Select from the data all lines with the word "privileges".
#####
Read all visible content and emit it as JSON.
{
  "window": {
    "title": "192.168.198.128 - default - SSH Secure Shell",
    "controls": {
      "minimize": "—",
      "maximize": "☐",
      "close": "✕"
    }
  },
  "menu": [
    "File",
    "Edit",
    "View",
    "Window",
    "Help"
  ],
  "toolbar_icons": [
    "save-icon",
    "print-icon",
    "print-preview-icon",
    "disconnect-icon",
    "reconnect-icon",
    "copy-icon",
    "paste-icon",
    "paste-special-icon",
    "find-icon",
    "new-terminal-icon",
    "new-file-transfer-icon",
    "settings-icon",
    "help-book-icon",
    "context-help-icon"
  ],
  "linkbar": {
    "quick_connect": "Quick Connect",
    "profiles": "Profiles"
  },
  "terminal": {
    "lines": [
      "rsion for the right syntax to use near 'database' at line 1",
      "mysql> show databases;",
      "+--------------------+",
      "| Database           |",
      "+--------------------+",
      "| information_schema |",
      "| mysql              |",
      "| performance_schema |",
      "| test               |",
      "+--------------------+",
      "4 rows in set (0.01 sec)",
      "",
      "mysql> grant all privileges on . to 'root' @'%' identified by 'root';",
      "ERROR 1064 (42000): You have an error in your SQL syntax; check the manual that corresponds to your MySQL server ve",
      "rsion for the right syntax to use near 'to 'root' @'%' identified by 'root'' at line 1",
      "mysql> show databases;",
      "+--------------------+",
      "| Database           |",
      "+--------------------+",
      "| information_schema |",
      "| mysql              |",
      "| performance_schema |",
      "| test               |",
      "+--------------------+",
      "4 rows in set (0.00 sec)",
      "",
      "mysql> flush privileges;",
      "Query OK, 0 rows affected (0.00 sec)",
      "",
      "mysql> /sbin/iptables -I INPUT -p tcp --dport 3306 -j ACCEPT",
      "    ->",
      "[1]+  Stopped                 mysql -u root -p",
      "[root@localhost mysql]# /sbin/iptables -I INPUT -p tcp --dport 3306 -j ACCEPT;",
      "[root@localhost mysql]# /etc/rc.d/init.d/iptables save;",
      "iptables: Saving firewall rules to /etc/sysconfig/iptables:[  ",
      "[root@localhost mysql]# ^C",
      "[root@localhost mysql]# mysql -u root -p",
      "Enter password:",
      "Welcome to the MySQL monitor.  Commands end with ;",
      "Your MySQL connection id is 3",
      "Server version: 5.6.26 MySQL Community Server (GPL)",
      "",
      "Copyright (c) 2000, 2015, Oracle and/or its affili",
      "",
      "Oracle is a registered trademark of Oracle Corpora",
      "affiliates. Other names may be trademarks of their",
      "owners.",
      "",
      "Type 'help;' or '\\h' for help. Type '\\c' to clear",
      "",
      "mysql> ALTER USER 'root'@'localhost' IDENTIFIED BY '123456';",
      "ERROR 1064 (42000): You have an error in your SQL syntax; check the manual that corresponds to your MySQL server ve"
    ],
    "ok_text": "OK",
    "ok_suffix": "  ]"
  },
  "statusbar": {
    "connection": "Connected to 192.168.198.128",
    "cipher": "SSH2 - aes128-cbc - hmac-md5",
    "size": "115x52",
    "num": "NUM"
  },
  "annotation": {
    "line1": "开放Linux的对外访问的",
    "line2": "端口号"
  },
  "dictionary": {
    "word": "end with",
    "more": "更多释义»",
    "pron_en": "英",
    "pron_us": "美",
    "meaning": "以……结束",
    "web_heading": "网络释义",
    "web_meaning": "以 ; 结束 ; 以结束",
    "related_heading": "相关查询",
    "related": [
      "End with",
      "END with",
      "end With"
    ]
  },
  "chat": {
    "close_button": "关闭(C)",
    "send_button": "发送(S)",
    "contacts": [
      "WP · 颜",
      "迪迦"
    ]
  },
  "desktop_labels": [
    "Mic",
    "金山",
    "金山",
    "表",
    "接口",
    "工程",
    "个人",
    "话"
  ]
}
#####
**THE SOLUTION:**
      "mysql> grant all privileges on . to 'root' @'%' identified by 'root';",
      "mysql> flush privileges;",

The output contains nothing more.